■ **EXERCISE REQUIREMENTS**
Pictures are to be left out; otherwise, copy exactly the lines from the line containing "Convert this screenshot" through the end of the data.

--- Start of EXTRACTED DATA ---

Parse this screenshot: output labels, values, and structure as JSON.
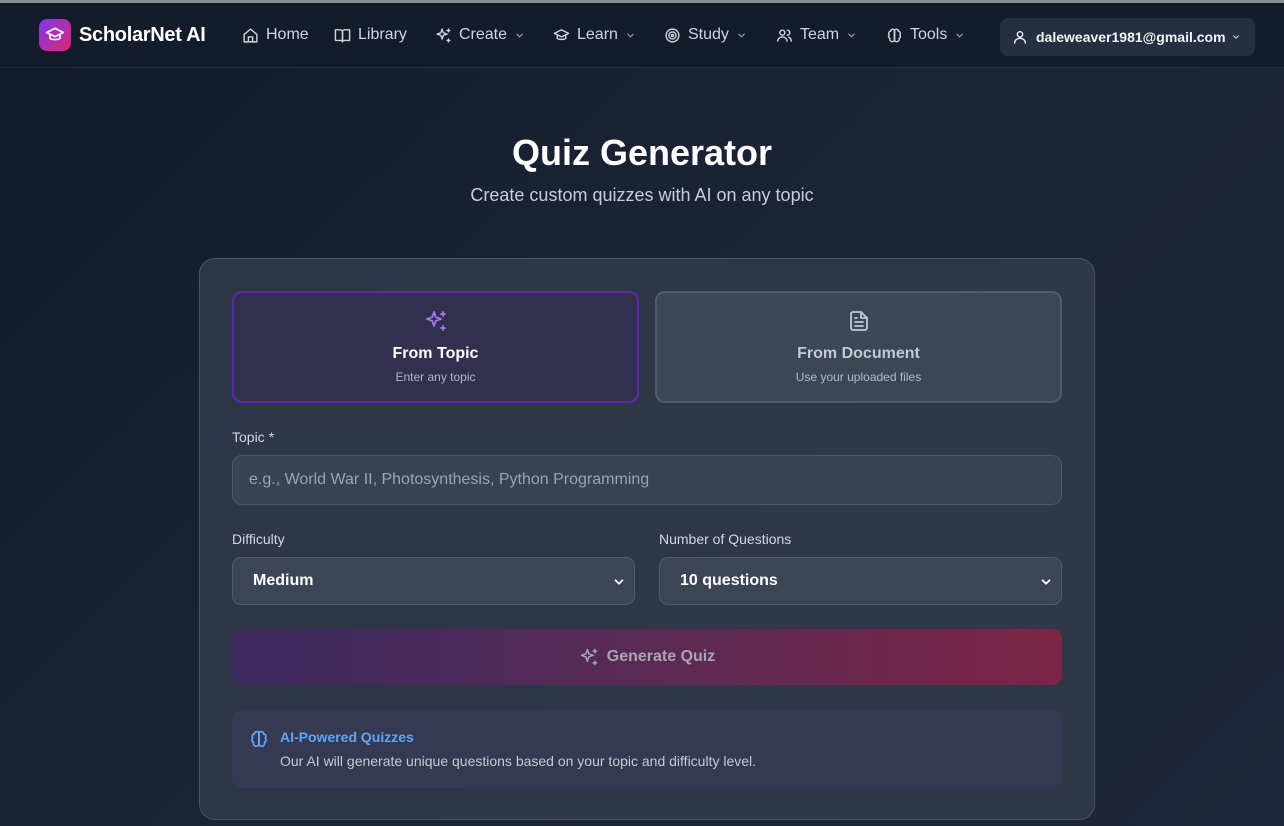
{
  "app": {
    "name": "ScholarNet AI"
  },
  "nav": {
    "items": [
      {
        "label": "Home",
        "icon": "home-icon"
      },
      {
        "label": "Library",
        "icon": "book-icon"
      },
      {
        "label": "Create",
        "icon": "sparkles-icon",
        "dropdown": true
      },
      {
        "label": "Learn",
        "icon": "graduation-cap-icon",
        "dropdown": true
      },
      {
        "label": "Study",
        "icon": "target-icon",
        "dropdown": true
      },
      {
        "label": "Team",
        "icon": "users-icon",
        "dropdown": true
      },
      {
        "label": "Tools",
        "icon": "brain-icon",
        "dropdown": true
      }
    ],
    "user_email": "daleweaver1981@gmail.com"
  },
  "page": {
    "title": "Quiz Generator",
    "subtitle": "Create custom quizzes with AI on any topic"
  },
  "modes": {
    "topic": {
      "title": "From Topic",
      "subtitle": "Enter any topic",
      "selected": true
    },
    "document": {
      "title": "From Document",
      "subtitle": "Use your uploaded files",
      "selected": false
    }
  },
  "form": {
    "topic_label": "Topic *",
    "topic_value": "",
    "topic_placeholder": "e.g., World War II, Photosynthesis, Python Programming",
    "difficulty_label": "Difficulty",
    "difficulty_value": "Medium",
    "questions_label": "Number of Questions",
    "questions_value": "10 questions",
    "generate_label": "Generate Quiz"
  },
  "info": {
    "title": "AI-Powered Quizzes",
    "text": "Our AI will generate unique questions based on your topic and difficulty level."
  },
  "colors": {
    "background": "#1a2233",
    "accent_purple": "#7c3aed",
    "accent_pink": "#db2777",
    "info_blue": "#60a5fa"
  }
}
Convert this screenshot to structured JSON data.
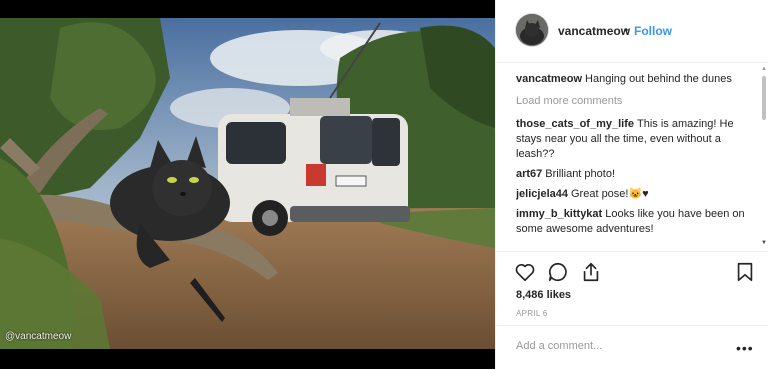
{
  "post": {
    "username": "vancatmeow",
    "follow_label": "Follow",
    "separator": "•",
    "watermark": "@vancatmeow"
  },
  "caption": {
    "username": "vancatmeow",
    "text": "Hanging out behind the dunes"
  },
  "load_more_label": "Load more comments",
  "comments": [
    {
      "username": "those_cats_of_my_life",
      "text": "This is amazing! He stays near you all the time, even without a leash??"
    },
    {
      "username": "art67",
      "text": "Brilliant photo!"
    },
    {
      "username": "jelicjela44",
      "text": "Great pose!😺♥"
    },
    {
      "username": "immy_b_kittykat",
      "text": "Looks like you have been on some awesome adventures!"
    }
  ],
  "actions": {
    "like_icon": "heart-icon",
    "comment_icon": "comment-icon",
    "share_icon": "share-icon",
    "save_icon": "bookmark-icon"
  },
  "likes_text": "8,486 likes",
  "date_text": "APRIL 6",
  "add_comment_placeholder": "Add a comment...",
  "more_label": "•••",
  "colors": {
    "follow": "#3897f0",
    "text": "#262626",
    "muted": "#999999",
    "border": "#efefef"
  }
}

--- End of EXTRACTED DATA ---

■ **OUTPUT FOR THIS EXERCISE**
Convert this screenshot to structured JSON data.
{
  "post": {
    "username": "vancatmeow",
    "follow_label": "Follow",
    "separator": "•",
    "watermark": "@vancatmeow"
  },
  "caption": {
    "username": "vancatmeow",
    "text": "Hanging out behind the dunes"
  },
  "load_more_label": "Load more comments",
  "comments": [
    {
      "username": "those_cats_of_my_life",
      "text": "This is amazing! He stays near you all the time, even without a leash??"
    },
    {
      "username": "art67",
      "text": "Brilliant photo!"
    },
    {
      "username": "jelicjela44",
      "text": "Great pose!😺♥"
    },
    {
      "username": "immy_b_kittykat",
      "text": "Looks like you have been on some awesome adventures!"
    }
  ],
  "actions": {
    "like_icon": "heart-icon",
    "comment_icon": "comment-icon",
    "share_icon": "share-icon",
    "save_icon": "bookmark-icon"
  },
  "likes_text": "8,486 likes",
  "date_text": "APRIL 6",
  "add_comment_placeholder": "Add a comment...",
  "more_label": "•••",
  "colors": {
    "follow": "#3897f0",
    "text": "#262626",
    "muted": "#999999",
    "border": "#efefef"
  }
}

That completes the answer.